Omit all images, then return the remaining material exactly as it stands.

>> start DATA LINES

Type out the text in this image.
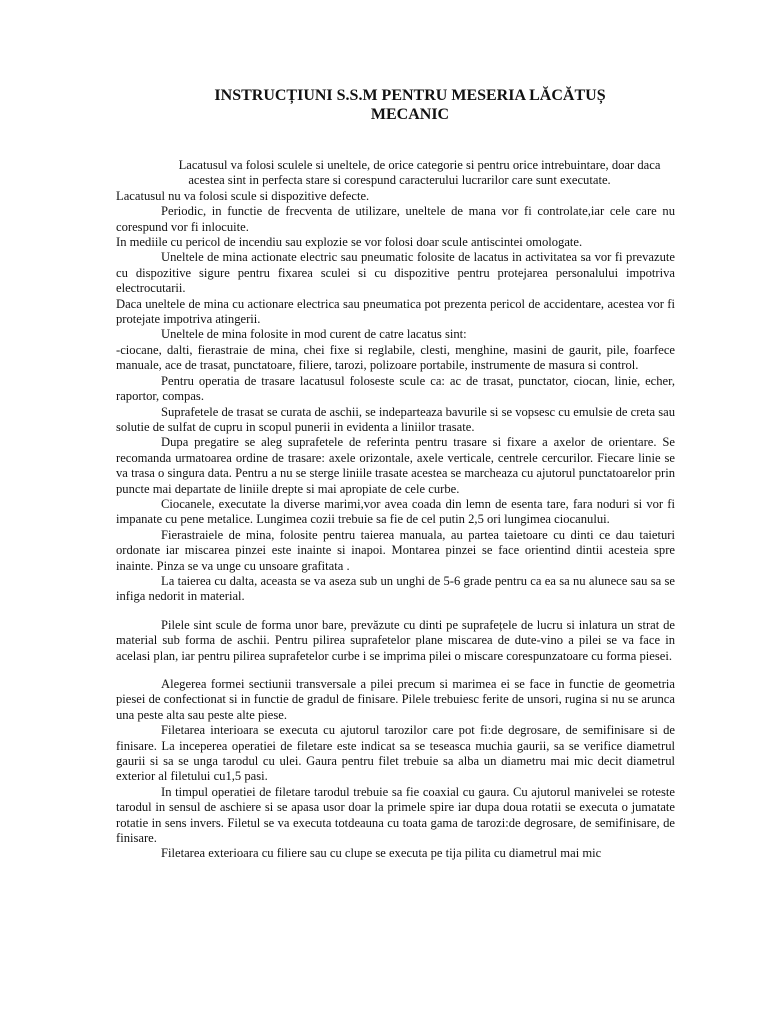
INSTRUCȚIUNI S.S.M PENTRU MESERIA LĂCĂTUȘ
MECANIC

Lacatusul va folosi sculele si uneltele, de orice categorie si pentru orice intrebuintare, doar daca acestea sint in perfecta stare si corespund caracterului lucrarilor care sunt executate.

Lacatusul nu va folosi scule si dispozitive defecte.

Periodic, in functie de frecventa de utilizare, uneltele de mana vor fi controlate,iar cele care nu corespund vor fi inlocuite.

In mediile cu pericol de incendiu sau explozie se vor folosi doar scule antiscintei omologate.

Uneltele de mina actionate electric sau pneumatic folosite de lacatus in activitatea sa vor fi prevazute cu dispozitive sigure pentru fixarea sculei si cu dispozitive pentru protejarea personalului impotriva electrocutarii.

Daca uneltele de mina cu actionare electrica sau pneumatica pot prezenta pericol de accidentare, acestea vor fi protejate impotriva atingerii.

Uneltele de mina folosite in mod curent de catre lacatus sint:

-ciocane, dalti, fierastraie de mina, chei fixe si reglabile, clesti, menghine, masini de gaurit, pile, foarfece manuale, ace de trasat, punctatoare, filiere, tarozi, polizoare portabile, instrumente de masura si control.

Pentru operatia de trasare lacatusul foloseste scule ca: ac de trasat, punctator, ciocan, linie, echer, raportor, compas.

Suprafetele de trasat se curata de aschii, se indeparteaza bavurile si se vopsesc cu emulsie de creta sau solutie de sulfat de cupru in scopul punerii in evidenta a liniilor trasate.

Dupa pregatire se aleg suprafetele de referinta pentru trasare si fixare a axelor de orientare. Se recomanda urmatoarea ordine de trasare: axele orizontale, axele verticale, centrele cercurilor. Fiecare linie se va trasa o singura data. Pentru a nu se sterge liniile trasate acestea se marcheaza cu ajutorul punctatoarelor prin puncte mai departate de liniile drepte si mai apropiate de cele curbe.

Ciocanele, executate la diverse marimi,vor avea coada din lemn de esenta tare, fara noduri si vor fi impanate cu pene metalice. Lungimea cozii trebuie sa fie de cel putin 2,5 ori lungimea ciocanului.

Fierastraiele de mina, folosite pentru taierea manuala, au partea taietoare cu dinti ce dau taieturi ordonate iar miscarea pinzei este inainte si inapoi. Montarea pinzei se face orientind dintii acesteia spre inainte. Pinza se va unge cu unsoare grafitata .

La taierea cu dalta, aceasta se va aseza sub un unghi de 5-6 grade pentru ca ea sa nu alunece sau sa se infiga nedorit in material.

Pilele sint scule de forma unor bare, prevăzute cu dinti pe suprafețele de lucru si inlatura un strat de material sub forma de aschii. Pentru pilirea suprafetelor plane miscarea de dute-vino a pilei se va face in acelasi plan, iar pentru pilirea suprafetelor curbe i se imprima pilei o miscare corespunzatoare cu forma piesei.

Alegerea formei sectiunii transversale a pilei precum si marimea ei se face in functie de geometria piesei de confectionat si in functie de gradul de finisare. Pilele trebuiesc ferite de unsori, rugina si nu se arunca una peste alta sau peste alte piese.

Filetarea interioara se executa cu ajutorul tarozilor care pot fi:de degrosare, de semifinisare si de finisare. La inceperea operatiei de filetare este indicat sa se teseasca muchia gaurii, sa se verifice diametrul gaurii si sa se unga tarodul cu ulei. Gaura pentru filet trebuie sa alba un diametru mai mic decit diametrul exterior al filetului cu1,5 pasi.

In timpul operatiei de filetare tarodul trebuie sa fie coaxial cu gaura. Cu ajutorul manivelei se roteste tarodul in sensul de aschiere si se apasa usor doar la primele spire iar dupa doua rotatii se executa o jumatate rotatie in sens invers. Filetul se va executa totdeauna cu toata gama de tarozi:de degrosare, de semifinisare, de finisare.

Filetarea exterioara cu filiere sau cu clupe se executa pe tija pilita cu diametrul mai mic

>> end DATA LINES

*RIGHT ANSWER*
Type out the text in this image.
INSTRUCȚIUNI S.S.M PENTRU MESERIA LĂCĂTUȘ
MECANIC

Lacatusul va folosi sculele si uneltele, de orice categorie si pentru orice intrebuintare, doar daca acestea sint in perfecta stare si corespund caracterului lucrarilor care sunt executate.

Lacatusul nu va folosi scule si dispozitive defecte.

Periodic, in functie de frecventa de utilizare, uneltele de mana vor fi controlate,iar cele care nu corespund vor fi inlocuite.

In mediile cu pericol de incendiu sau explozie se vor folosi doar scule antiscintei omologate.

Uneltele de mina actionate electric sau pneumatic folosite de lacatus in activitatea sa vor fi prevazute cu dispozitive sigure pentru fixarea sculei si cu dispozitive pentru protejarea personalului impotriva electrocutarii.

Daca uneltele de mina cu actionare electrica sau pneumatica pot prezenta pericol de accidentare, acestea vor fi protejate impotriva atingerii.

Uneltele de mina folosite in mod curent de catre lacatus sint:

-ciocane, dalti, fierastraie de mina, chei fixe si reglabile, clesti, menghine, masini de gaurit, pile, foarfece manuale, ace de trasat, punctatoare, filiere, tarozi, polizoare portabile, instrumente de masura si control.

Pentru operatia de trasare lacatusul foloseste scule ca: ac de trasat, punctator, ciocan, linie, echer, raportor, compas.

Suprafetele de trasat se curata de aschii, se indeparteaza bavurile si se vopsesc cu emulsie de creta sau solutie de sulfat de cupru in scopul punerii in evidenta a liniilor trasate.

Dupa pregatire se aleg suprafetele de referinta pentru trasare si fixare a axelor de orientare. Se recomanda urmatoarea ordine de trasare: axele orizontale, axele verticale, centrele cercurilor. Fiecare linie se va trasa o singura data. Pentru a nu se sterge liniile trasate acestea se marcheaza cu ajutorul punctatoarelor prin puncte mai departate de liniile drepte si mai apropiate de cele curbe.

Ciocanele, executate la diverse marimi,vor avea coada din lemn de esenta tare, fara noduri si vor fi impanate cu pene metalice. Lungimea cozii trebuie sa fie de cel putin 2,5 ori lungimea ciocanului.

Fierastraiele de mina, folosite pentru taierea manuala, au partea taietoare cu dinti ce dau taieturi ordonate iar miscarea pinzei este inainte si inapoi. Montarea pinzei se face orientind dintii acesteia spre inainte. Pinza se va unge cu unsoare grafitata .

La taierea cu dalta, aceasta se va aseza sub un unghi de 5-6 grade pentru ca ea sa nu alunece sau sa se infiga nedorit in material.

Pilele sint scule de forma unor bare, prevăzute cu dinti pe suprafețele de lucru si inlatura un strat de material sub forma de aschii. Pentru pilirea suprafetelor plane miscarea de dute-vino a pilei se va face in acelasi plan, iar pentru pilirea suprafetelor curbe i se imprima pilei o miscare corespunzatoare cu forma piesei.

Alegerea formei sectiunii transversale a pilei precum si marimea ei se face in functie de geometria piesei de confectionat si in functie de gradul de finisare. Pilele trebuiesc ferite de unsori, rugina si nu se arunca una peste alta sau peste alte piese.

Filetarea interioara se executa cu ajutorul tarozilor care pot fi:de degrosare, de semifinisare si de finisare. La inceperea operatiei de filetare este indicat sa se teseasca muchia gaurii, sa se verifice diametrul gaurii si sa se unga tarodul cu ulei. Gaura pentru filet trebuie sa alba un diametru mai mic decit diametrul exterior al filetului cu1,5 pasi.

In timpul operatiei de filetare tarodul trebuie sa fie coaxial cu gaura. Cu ajutorul manivelei se roteste tarodul in sensul de aschiere si se apasa usor doar la primele spire iar dupa doua rotatii se executa o jumatate rotatie in sens invers. Filetul se va executa totdeauna cu toata gama de tarozi:de degrosare, de semifinisare, de finisare.

Filetarea exterioara cu filiere sau cu clupe se executa pe tija pilita cu diametrul mai mic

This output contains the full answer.